━━ STORED DATA

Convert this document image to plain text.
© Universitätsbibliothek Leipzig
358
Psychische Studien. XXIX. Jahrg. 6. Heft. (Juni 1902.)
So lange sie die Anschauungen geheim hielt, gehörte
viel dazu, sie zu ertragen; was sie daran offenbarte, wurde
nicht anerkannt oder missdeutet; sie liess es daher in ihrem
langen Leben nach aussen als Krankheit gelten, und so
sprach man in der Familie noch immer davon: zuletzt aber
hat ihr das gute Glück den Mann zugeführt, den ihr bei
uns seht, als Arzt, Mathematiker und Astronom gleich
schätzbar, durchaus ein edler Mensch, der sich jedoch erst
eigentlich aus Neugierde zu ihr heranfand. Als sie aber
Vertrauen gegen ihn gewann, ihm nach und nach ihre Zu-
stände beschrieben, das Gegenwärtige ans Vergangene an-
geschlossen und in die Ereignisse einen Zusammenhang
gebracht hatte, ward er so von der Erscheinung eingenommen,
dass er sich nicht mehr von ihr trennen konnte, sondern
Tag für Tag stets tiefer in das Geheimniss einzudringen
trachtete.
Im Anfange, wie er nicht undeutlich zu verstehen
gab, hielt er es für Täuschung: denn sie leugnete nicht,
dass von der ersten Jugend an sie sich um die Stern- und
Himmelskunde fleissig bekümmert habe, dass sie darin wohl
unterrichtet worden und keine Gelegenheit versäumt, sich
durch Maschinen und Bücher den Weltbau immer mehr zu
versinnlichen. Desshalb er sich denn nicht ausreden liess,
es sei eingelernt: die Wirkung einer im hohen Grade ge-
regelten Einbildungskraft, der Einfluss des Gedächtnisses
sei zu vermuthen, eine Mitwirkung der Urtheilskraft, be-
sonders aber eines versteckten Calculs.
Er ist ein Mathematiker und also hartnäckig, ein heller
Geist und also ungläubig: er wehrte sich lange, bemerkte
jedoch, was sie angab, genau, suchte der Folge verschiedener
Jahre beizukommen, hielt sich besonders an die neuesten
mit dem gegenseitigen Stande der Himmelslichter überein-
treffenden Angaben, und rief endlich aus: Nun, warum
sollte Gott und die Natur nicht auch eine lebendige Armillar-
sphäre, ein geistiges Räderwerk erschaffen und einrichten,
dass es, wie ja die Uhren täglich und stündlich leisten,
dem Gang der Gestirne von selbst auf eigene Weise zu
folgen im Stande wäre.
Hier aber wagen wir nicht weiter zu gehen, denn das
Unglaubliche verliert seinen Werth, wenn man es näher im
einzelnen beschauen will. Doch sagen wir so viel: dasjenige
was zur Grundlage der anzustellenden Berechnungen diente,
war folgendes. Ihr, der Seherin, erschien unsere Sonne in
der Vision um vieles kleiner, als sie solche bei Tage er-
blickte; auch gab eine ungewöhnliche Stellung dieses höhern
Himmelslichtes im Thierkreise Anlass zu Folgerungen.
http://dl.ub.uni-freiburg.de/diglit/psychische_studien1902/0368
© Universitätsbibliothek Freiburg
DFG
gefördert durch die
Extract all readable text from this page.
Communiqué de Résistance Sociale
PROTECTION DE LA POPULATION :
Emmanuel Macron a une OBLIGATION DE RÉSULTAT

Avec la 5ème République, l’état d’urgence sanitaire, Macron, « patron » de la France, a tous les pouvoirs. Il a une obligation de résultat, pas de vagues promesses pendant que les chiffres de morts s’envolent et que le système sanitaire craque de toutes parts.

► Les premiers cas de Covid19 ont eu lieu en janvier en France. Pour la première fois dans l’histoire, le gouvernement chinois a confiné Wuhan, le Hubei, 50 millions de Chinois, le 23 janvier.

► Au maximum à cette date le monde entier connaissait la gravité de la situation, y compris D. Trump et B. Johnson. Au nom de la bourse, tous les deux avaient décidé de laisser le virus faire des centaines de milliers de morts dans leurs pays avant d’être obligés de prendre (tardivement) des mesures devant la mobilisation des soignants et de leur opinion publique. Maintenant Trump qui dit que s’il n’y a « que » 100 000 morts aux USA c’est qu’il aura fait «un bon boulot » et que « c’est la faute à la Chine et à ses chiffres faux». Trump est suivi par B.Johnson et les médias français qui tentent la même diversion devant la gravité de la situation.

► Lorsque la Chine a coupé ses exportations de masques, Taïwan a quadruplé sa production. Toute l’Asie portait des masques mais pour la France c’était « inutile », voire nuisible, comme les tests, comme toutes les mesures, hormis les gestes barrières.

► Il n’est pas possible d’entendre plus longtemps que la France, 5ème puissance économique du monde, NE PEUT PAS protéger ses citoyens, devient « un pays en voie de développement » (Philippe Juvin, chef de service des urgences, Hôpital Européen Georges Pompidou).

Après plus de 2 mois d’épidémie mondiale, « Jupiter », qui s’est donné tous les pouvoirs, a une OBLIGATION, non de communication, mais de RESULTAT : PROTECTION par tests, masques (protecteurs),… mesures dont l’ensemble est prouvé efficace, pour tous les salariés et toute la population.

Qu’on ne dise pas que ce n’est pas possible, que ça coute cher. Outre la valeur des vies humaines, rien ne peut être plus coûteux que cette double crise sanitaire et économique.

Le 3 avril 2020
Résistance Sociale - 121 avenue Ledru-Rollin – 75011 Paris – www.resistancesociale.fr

━━━━

ACTIVITY =
What lines of the material above include "this"? Copy each one.

WRITTEN SOLUTION =
Convert this document image to plain text.
Extract all readable text from this page.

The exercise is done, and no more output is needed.